── Data shown ──

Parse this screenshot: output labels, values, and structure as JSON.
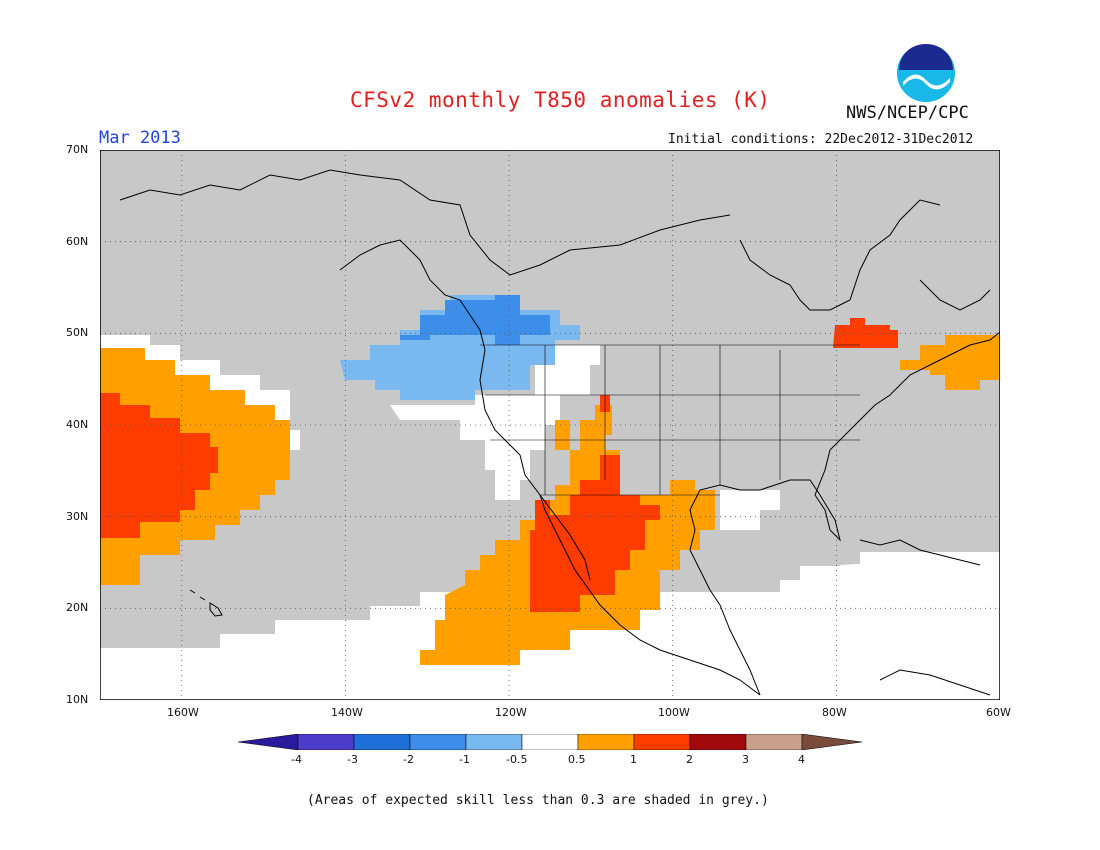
{
  "header": {
    "title": "CFSv2 monthly T850 anomalies (K)",
    "month": "Mar 2013",
    "initial_conditions": "Initial conditions: 22Dec2012-31Dec2012",
    "agency": "NWS/NCEP/CPC",
    "logo_text": "NOAA"
  },
  "map": {
    "lon_range": [
      -170,
      -60
    ],
    "lat_range": [
      10,
      70
    ],
    "lat_labels": [
      "70N",
      "60N",
      "50N",
      "40N",
      "30N",
      "20N",
      "10N"
    ],
    "lon_labels": [
      "160W",
      "140W",
      "120W",
      "100W",
      "80W",
      "60W"
    ],
    "background_low_skill_color": "#c8c8c8",
    "land_outline_color": "#000000",
    "grid": true
  },
  "colorbar": {
    "labels": [
      "-4",
      "-3",
      "-2",
      "-1",
      "-0.5",
      "0.5",
      "1",
      "2",
      "3",
      "4"
    ],
    "colors": [
      "#2a1a9c",
      "#4b3ccc",
      "#1f6fd8",
      "#3d8ee8",
      "#7ab8f0",
      "#ffffff",
      "#ffa000",
      "#ff3c00",
      "#a00a0a",
      "#c8a08c",
      "#7a4a3a"
    ]
  },
  "footer": {
    "note": "(Areas of expected skill less than 0.3 are shaded in grey.)"
  }
}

───

What is asked: Repeat the data above exactly, but not the pictures.

Solution:
Parse this screenshot: output labels, values, and structure as JSON.
{
  "header": {
    "title": "CFSv2 monthly T850 anomalies (K)",
    "month": "Mar 2013",
    "initial_conditions": "Initial conditions: 22Dec2012-31Dec2012",
    "agency": "NWS/NCEP/CPC",
    "logo_text": "NOAA"
  },
  "map": {
    "lon_range": [
      -170,
      -60
    ],
    "lat_range": [
      10,
      70
    ],
    "lat_labels": [
      "70N",
      "60N",
      "50N",
      "40N",
      "30N",
      "20N",
      "10N"
    ],
    "lon_labels": [
      "160W",
      "140W",
      "120W",
      "100W",
      "80W",
      "60W"
    ],
    "background_low_skill_color": "#c8c8c8",
    "land_outline_color": "#000000",
    "grid": true
  },
  "colorbar": {
    "labels": [
      "-4",
      "-3",
      "-2",
      "-1",
      "-0.5",
      "0.5",
      "1",
      "2",
      "3",
      "4"
    ],
    "colors": [
      "#2a1a9c",
      "#4b3ccc",
      "#1f6fd8",
      "#3d8ee8",
      "#7ab8f0",
      "#ffffff",
      "#ffa000",
      "#ff3c00",
      "#a00a0a",
      "#c8a08c",
      "#7a4a3a"
    ]
  },
  "footer": {
    "note": "(Areas of expected skill less than 0.3 are shaded in grey.)"
  }
}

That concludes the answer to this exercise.